# Exercise
Report how many lines of the data below contain the string "empty", with case taken into account. Give only the number.

# Information given

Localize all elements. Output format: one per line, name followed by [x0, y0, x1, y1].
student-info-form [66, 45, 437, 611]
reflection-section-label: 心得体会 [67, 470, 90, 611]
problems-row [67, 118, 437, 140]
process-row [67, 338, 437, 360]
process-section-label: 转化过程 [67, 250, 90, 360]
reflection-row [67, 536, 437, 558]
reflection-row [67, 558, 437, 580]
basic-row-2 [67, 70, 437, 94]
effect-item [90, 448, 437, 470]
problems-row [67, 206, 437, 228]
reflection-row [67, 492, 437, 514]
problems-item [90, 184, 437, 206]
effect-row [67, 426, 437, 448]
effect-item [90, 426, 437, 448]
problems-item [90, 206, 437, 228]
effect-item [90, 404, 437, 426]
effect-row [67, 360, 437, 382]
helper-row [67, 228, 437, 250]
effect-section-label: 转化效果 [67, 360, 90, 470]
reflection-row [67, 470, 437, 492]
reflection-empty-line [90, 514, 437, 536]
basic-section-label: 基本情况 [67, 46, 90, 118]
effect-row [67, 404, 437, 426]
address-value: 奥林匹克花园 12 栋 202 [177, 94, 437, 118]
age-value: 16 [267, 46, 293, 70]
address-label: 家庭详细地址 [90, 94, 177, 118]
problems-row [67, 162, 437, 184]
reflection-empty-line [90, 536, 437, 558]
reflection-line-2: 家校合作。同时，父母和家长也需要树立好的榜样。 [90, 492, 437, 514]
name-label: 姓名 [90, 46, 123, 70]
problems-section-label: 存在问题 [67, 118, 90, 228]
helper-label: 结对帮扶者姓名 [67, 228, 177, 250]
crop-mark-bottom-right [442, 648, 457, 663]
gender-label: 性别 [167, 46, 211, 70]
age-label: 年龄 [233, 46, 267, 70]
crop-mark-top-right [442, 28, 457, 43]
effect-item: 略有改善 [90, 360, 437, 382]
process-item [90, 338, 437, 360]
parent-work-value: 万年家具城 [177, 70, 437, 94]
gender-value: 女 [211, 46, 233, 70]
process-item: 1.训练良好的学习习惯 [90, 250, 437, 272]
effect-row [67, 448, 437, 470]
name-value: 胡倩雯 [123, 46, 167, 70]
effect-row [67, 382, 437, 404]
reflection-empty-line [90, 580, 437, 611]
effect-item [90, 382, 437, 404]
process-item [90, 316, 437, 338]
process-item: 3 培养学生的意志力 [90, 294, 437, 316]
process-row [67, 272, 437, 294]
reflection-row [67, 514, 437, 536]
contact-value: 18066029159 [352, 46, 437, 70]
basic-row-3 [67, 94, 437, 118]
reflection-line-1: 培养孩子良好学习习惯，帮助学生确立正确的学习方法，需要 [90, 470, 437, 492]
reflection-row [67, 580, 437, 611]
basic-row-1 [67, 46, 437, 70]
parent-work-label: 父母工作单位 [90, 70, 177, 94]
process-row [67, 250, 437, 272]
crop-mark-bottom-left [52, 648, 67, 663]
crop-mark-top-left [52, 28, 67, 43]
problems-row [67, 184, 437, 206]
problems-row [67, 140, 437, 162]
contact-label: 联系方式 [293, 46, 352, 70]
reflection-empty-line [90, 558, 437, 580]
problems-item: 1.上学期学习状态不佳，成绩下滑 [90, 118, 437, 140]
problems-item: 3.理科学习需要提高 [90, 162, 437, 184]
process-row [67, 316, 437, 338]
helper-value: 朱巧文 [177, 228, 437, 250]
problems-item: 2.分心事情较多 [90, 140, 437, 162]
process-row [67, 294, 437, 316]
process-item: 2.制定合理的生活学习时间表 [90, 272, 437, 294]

# The reply
4